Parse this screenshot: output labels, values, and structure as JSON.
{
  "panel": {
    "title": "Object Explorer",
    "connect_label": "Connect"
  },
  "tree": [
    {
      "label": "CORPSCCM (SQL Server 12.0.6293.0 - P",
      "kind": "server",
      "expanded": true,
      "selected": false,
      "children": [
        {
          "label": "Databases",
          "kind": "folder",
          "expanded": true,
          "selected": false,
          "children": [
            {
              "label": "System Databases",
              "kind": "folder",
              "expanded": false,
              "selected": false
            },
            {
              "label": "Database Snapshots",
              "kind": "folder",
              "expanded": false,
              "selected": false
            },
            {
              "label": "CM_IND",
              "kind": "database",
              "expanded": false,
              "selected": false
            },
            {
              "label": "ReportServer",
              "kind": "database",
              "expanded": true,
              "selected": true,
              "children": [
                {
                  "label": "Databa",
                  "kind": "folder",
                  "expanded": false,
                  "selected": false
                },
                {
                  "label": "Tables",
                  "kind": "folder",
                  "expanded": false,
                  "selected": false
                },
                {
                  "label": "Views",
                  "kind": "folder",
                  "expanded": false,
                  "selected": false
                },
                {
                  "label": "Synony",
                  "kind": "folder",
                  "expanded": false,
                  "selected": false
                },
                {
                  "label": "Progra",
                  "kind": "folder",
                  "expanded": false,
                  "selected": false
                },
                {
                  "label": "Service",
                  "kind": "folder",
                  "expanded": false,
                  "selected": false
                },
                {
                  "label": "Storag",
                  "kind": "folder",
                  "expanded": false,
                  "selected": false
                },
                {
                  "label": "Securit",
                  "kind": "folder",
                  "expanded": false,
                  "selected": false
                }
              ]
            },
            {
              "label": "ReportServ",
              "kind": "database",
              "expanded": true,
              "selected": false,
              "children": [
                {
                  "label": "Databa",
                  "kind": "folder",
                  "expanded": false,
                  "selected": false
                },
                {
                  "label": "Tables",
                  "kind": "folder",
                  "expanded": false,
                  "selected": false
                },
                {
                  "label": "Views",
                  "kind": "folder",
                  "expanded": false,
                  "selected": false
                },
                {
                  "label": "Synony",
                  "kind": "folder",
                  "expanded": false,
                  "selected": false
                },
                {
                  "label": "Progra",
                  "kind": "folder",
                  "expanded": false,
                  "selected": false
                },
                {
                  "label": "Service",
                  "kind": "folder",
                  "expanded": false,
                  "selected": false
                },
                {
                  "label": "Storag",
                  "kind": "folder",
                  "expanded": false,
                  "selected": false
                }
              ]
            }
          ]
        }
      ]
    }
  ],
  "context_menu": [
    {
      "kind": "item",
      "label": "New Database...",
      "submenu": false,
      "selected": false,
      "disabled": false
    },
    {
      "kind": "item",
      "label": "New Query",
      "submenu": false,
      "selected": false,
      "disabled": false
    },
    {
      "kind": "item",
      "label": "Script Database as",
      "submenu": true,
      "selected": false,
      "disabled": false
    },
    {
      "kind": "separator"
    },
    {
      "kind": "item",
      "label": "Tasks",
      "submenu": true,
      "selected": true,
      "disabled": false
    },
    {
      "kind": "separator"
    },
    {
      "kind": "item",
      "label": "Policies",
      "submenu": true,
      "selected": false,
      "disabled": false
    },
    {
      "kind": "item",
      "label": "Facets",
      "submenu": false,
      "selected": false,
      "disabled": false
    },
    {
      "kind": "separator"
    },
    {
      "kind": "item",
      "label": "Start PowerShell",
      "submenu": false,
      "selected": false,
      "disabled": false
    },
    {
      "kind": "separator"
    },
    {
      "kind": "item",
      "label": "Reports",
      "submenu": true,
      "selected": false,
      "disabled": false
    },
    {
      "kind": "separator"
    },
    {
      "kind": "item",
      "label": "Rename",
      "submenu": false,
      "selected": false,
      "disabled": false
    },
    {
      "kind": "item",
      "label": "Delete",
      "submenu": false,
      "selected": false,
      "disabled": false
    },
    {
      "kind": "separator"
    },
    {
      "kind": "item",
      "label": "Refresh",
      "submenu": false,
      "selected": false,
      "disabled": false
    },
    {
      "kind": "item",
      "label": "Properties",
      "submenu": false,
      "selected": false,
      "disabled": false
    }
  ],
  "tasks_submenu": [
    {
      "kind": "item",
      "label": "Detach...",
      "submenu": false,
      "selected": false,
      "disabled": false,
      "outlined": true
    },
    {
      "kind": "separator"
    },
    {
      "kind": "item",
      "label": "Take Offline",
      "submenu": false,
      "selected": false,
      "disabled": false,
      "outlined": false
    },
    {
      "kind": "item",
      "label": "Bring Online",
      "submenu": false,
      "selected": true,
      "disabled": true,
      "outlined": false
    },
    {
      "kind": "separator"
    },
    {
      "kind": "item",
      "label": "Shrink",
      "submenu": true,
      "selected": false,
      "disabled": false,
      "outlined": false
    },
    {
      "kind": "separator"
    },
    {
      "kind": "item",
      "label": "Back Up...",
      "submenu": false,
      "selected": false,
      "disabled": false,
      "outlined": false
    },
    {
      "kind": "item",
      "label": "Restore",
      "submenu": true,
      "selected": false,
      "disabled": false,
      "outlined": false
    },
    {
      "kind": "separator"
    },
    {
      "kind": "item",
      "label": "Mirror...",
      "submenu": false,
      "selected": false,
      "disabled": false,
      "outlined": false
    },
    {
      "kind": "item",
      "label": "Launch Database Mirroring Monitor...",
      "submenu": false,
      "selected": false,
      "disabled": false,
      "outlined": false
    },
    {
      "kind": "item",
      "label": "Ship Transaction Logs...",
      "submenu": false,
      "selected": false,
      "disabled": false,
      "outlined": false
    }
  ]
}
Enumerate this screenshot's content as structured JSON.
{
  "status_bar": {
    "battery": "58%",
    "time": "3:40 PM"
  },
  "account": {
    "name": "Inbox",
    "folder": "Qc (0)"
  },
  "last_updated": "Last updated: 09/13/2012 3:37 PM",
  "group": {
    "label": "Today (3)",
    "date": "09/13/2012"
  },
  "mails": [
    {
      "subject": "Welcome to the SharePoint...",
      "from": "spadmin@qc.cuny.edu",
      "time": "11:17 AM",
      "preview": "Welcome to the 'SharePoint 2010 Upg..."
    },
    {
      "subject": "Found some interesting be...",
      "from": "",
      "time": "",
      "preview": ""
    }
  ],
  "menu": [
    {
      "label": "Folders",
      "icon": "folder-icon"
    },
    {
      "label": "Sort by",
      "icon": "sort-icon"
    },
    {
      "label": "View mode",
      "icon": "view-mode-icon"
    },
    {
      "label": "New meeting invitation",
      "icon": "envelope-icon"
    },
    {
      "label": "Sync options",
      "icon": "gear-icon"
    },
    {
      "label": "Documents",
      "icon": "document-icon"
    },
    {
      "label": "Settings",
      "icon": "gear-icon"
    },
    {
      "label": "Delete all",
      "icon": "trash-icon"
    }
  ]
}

### WHAT IS REQUIRED
Gather up the lines that contain the word "Databases".

### RESULT OF THE TASK
          "label": "Databases",
              "label": "System Databases",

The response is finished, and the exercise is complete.